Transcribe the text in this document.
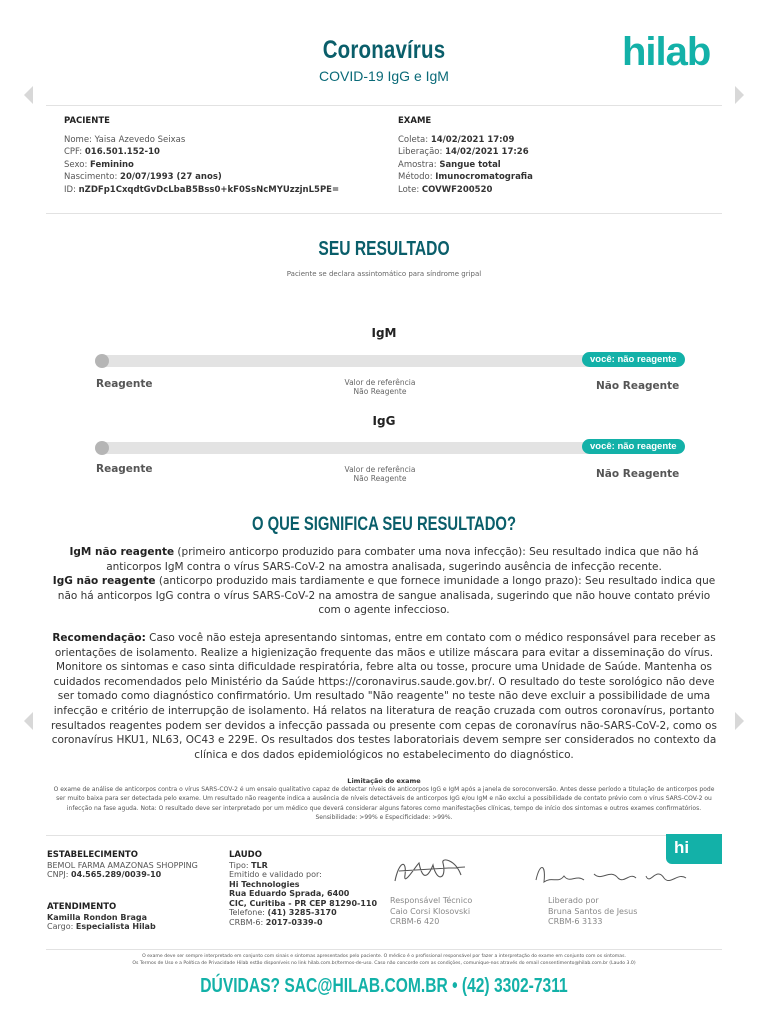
Coronavírus
COVID-19 IgG e IgM
hilab
PACIENTE
Nome: Yaisa Azevedo Seixas
CPF: 016.501.152-10
Sexo: Feminino
Nascimento: 20/07/1993 (27 anos)
ID: nZDFp1CxqdtGvDcLbaB5Bss0+kF0SsNcMYUzzjnL5PE=
EXAME
Coleta: 14/02/2021 17:09
Liberação: 14/02/2021 17:26
Amostra: Sangue total
Método: Imunocromatografia
Lote: COVWF200520
SEU RESULTADO
Paciente se declara assintomático para síndrome gripal
IgM
você: não reagente
Reagente	Valor de referência
Não Reagente	Não Reagente
IgG
você: não reagente
Reagente	Valor de referência
Não Reagente	Não Reagente
O QUE SIGNIFICA SEU RESULTADO?
IgM não reagente (primeiro anticorpo produzido para combater uma nova infecção): Seu resultado indica que não há anticorpos IgM contra o vírus SARS-CoV-2 na amostra analisada, sugerindo ausência de infecção recente.
IgG não reagente (anticorpo produzido mais tardiamente e que fornece imunidade a longo prazo): Seu resultado indica que não há anticorpos IgG contra o vírus SARS-CoV-2 na amostra de sangue analisada, sugerindo que não houve contato prévio com o agente infeccioso.
Recomendação: Caso você não esteja apresentando sintomas, entre em contato com o médico responsável para receber as orientações de isolamento. Realize a higienização frequente das mãos e utilize máscara para evitar a disseminação do vírus. Monitore os sintomas e caso sinta dificuldade respiratória, febre alta ou tosse, procure uma Unidade de Saúde. Mantenha os cuidados recomendados pelo Ministério da Saúde https://coronavirus.saude.gov.br/. O resultado do teste sorológico não deve ser tomado como diagnóstico confirmatório. Um resultado "Não reagente" no teste não deve excluir a possibilidade de uma infecção e critério de interrupção de isolamento. Há relatos na literatura de reação cruzada com outros coronavírus, portanto resultados reagentes podem ser devidos a infecção passada ou presente com cepas de coronavírus não-SARS-CoV-2, como os coronavírus HKU1, NL63, OC43 e 229E. Os resultados dos testes laboratoriais devem sempre ser considerados no contexto da clínica e dos dados epidemiológicos no estabelecimento do diagnóstico.
Limitação do exame
O exame de análise de anticorpos contra o vírus SARS-COV-2 é um ensaio qualitativo capaz de detectar níveis de anticorpos IgG e IgM após a janela de soroconversão. Antes desse período a titulação de anticorpos pode ser muito baixa para ser detectada pelo exame. Um resultado não reagente indica a ausência de níveis detectáveis de anticorpos IgG e/ou IgM e não exclui a possibilidade de contato prévio com o vírus SARS-COV-2 ou infecção na fase aguda. Nota: O resultado deve ser interpretado por um médico que deverá considerar alguns fatores como manifestações clínicas, tempo de início dos sintomas e outros exames confirmatórios. Sensibilidade: >99% e Especificidade: >99%.
hi
ESTABELECIMENTO
BEMOL FARMA AMAZONAS SHOPPING
CNPJ: 04.565.289/0039-10
ATENDIMENTO
Kamilla Rondon Braga
Cargo: Especialista Hilab
LAUDO
Tipo: TLR
Emitido e validado por:
Hi Technologies
Rua Eduardo Sprada, 6400
CIC, Curitiba - PR CEP 81290-110
Telefone: (41) 3285-3170
CRBM-6: 2017-0339-0
Responsável Técnico
Caio Corsi Klosovski
CRBM-6 420
Liberado por
Bruna Santos de Jesus
CRBM-6 3133
O exame deve ser sempre interpretado em conjunto com sinais e sintomas apresentados pelo paciente. O médico é o profissional responsável por fazer a interpretação do exame em conjunto com os sintomas.
Os Termos de Uso e a Política de Privacidade Hilab estão disponíveis no link hilab.com.br/termos-de-uso. Caso não concorde com as condições, comunique-nos através do email consentimento@hilab.com.br (Laudo 3.0)
DÚVIDAS? SAC@HILAB.COM.BR • (42) 3302-7311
○ ○ ○ ○ ○
(YOUR GOAL) From the first line to the last, repeat the records exactly. Leave out the pictures.

(SOLVED PROBLEM)
Transcribe the text in this document.
Coronavírus
COVID-19 IgG e IgM
hilab
PACIENTE
Nome: Yaisa Azevedo Seixas
CPF: 016.501.152-10
Sexo: Feminino
Nascimento: 20/07/1993 (27 anos)
ID: nZDFp1CxqdtGvDcLbaB5Bss0+kF0SsNcMYUzzjnL5PE=
EXAME
Coleta: 14/02/2021 17:09
Liberação: 14/02/2021 17:26
Amostra: Sangue total
Método: Imunocromatografia
Lote: COVWF200520
SEU RESULTADO
Paciente se declara assintomático para síndrome gripal
IgM
você: não reagente
Reagente	Valor de referência
Não Reagente	Não Reagente
IgG
você: não reagente
Reagente	Valor de referência
Não Reagente	Não Reagente
O QUE SIGNIFICA SEU RESULTADO?
IgM não reagente (primeiro anticorpo produzido para combater uma nova infecção): Seu resultado indica que não há anticorpos IgM contra o vírus SARS-CoV-2 na amostra analisada, sugerindo ausência de infecção recente.
IgG não reagente (anticorpo produzido mais tardiamente e que fornece imunidade a longo prazo): Seu resultado indica que não há anticorpos IgG contra o vírus SARS-CoV-2 na amostra de sangue analisada, sugerindo que não houve contato prévio com o agente infeccioso.
Recomendação: Caso você não esteja apresentando sintomas, entre em contato com o médico responsável para receber as orientações de isolamento. Realize a higienização frequente das mãos e utilize máscara para evitar a disseminação do vírus. Monitore os sintomas e caso sinta dificuldade respiratória, febre alta ou tosse, procure uma Unidade de Saúde. Mantenha os cuidados recomendados pelo Ministério da Saúde https://coronavirus.saude.gov.br/. O resultado do teste sorológico não deve ser tomado como diagnóstico confirmatório. Um resultado "Não reagente" no teste não deve excluir a possibilidade de uma infecção e critério de interrupção de isolamento. Há relatos na literatura de reação cruzada com outros coronavírus, portanto resultados reagentes podem ser devidos a infecção passada ou presente com cepas de coronavírus não-SARS-CoV-2, como os coronavírus HKU1, NL63, OC43 e 229E. Os resultados dos testes laboratoriais devem sempre ser considerados no contexto da clínica e dos dados epidemiológicos no estabelecimento do diagnóstico.
Limitação do exame
O exame de análise de anticorpos contra o vírus SARS-COV-2 é um ensaio qualitativo capaz de detectar níveis de anticorpos IgG e IgM após a janela de soroconversão. Antes desse período a titulação de anticorpos pode ser muito baixa para ser detectada pelo exame. Um resultado não reagente indica a ausência de níveis detectáveis de anticorpos IgG e/ou IgM e não exclui a possibilidade de contato prévio com o vírus SARS-COV-2 ou infecção na fase aguda. Nota: O resultado deve ser interpretado por um médico que deverá considerar alguns fatores como manifestações clínicas, tempo de início dos sintomas e outros exames confirmatórios. Sensibilidade: >99% e Especificidade: >99%.
hi
ESTABELECIMENTO
BEMOL FARMA AMAZONAS SHOPPING
CNPJ: 04.565.289/0039-10
ATENDIMENTO
Kamilla Rondon Braga
Cargo: Especialista Hilab
LAUDO
Tipo: TLR
Emitido e validado por:
Hi Technologies
Rua Eduardo Sprada, 6400
CIC, Curitiba - PR CEP 81290-110
Telefone: (41) 3285-3170
CRBM-6: 2017-0339-0
Responsável Técnico
Caio Corsi Klosovski
CRBM-6 420
Liberado por
Bruna Santos de Jesus
CRBM-6 3133
O exame deve ser sempre interpretado em conjunto com sinais e sintomas apresentados pelo paciente. O médico é o profissional responsável por fazer a interpretação do exame em conjunto com os sintomas.
Os Termos de Uso e a Política de Privacidade Hilab estão disponíveis no link hilab.com.br/termos-de-uso. Caso não concorde com as condições, comunique-nos através do email consentimento@hilab.com.br (Laudo 3.0)
DÚVIDAS? SAC@HILAB.COM.BR • (42) 3302-7311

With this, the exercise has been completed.